### Task description
Transcribe the lines of the records starting with the one that has "What's the underlying" in it and ending with the last, and transcribe nothing else.
** BEGIN Input data **
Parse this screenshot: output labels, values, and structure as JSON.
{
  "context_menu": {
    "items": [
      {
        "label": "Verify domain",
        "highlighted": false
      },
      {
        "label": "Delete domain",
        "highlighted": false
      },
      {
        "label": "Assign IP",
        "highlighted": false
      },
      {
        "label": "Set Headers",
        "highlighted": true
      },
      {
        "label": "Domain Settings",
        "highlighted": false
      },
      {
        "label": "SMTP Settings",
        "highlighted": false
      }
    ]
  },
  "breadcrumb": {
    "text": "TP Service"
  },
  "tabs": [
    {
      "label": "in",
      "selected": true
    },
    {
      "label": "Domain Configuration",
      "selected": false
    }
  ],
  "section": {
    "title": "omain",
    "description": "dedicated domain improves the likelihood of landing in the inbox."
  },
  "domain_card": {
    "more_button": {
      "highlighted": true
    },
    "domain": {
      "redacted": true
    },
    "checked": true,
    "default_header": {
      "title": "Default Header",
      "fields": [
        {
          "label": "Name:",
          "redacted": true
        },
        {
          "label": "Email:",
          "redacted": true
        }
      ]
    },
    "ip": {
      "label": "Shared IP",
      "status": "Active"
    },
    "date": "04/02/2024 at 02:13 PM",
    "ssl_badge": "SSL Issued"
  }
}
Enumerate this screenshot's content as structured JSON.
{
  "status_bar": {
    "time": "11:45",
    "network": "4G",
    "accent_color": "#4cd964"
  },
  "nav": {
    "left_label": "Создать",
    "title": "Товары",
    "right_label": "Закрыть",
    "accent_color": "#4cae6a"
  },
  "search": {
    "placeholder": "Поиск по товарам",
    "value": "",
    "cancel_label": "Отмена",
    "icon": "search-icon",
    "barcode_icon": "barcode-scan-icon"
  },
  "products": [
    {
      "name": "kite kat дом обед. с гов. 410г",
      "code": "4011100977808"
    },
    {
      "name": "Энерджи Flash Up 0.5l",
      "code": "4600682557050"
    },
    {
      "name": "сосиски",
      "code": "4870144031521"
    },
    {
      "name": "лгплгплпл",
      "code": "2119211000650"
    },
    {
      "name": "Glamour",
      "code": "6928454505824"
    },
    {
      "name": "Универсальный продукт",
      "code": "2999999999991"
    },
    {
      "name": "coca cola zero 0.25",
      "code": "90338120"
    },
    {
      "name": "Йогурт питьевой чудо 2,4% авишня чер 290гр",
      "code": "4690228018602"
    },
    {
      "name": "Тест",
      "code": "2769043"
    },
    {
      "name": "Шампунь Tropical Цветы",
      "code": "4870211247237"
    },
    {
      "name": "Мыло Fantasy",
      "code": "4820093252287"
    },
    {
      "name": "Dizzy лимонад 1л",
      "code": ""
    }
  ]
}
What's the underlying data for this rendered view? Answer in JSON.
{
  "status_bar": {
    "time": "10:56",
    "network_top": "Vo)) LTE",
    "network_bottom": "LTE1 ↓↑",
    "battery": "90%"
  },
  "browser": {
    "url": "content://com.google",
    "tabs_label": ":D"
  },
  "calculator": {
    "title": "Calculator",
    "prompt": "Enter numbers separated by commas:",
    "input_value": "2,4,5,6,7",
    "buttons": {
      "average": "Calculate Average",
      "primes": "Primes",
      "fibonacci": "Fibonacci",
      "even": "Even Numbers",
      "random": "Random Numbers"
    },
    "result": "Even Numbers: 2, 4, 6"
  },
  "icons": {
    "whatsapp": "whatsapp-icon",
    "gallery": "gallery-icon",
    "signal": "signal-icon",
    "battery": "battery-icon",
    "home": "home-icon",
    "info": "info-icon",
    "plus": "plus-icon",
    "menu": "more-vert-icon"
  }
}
** END Input data **
### Completed exercise
What's the underlying data for this rendered view? Answer in JSON.
{
  "status_bar": {
    "time": "10:56",
    "network_top": "Vo)) LTE",
    "network_bottom": "LTE1 ↓↑",
    "battery": "90%"
  },
  "browser": {
    "url": "content://com.google",
    "tabs_label": ":D"
  },
  "calculator": {
    "title": "Calculator",
    "prompt": "Enter numbers separated by commas:",
    "input_value": "2,4,5,6,7",
    "buttons": {
      "average": "Calculate Average",
      "primes": "Primes",
      "fibonacci": "Fibonacci",
      "even": "Even Numbers",
      "random": "Random Numbers"
    },
    "result": "Even Numbers: 2, 4, 6"
  },
  "icons": {
    "whatsapp": "whatsapp-icon",
    "gallery": "gallery-icon",
    "signal": "signal-icon",
    "battery": "battery-icon",
    "home": "home-icon",
    "info": "info-icon",
    "plus": "plus-icon",
    "menu": "more-vert-icon"
  }
}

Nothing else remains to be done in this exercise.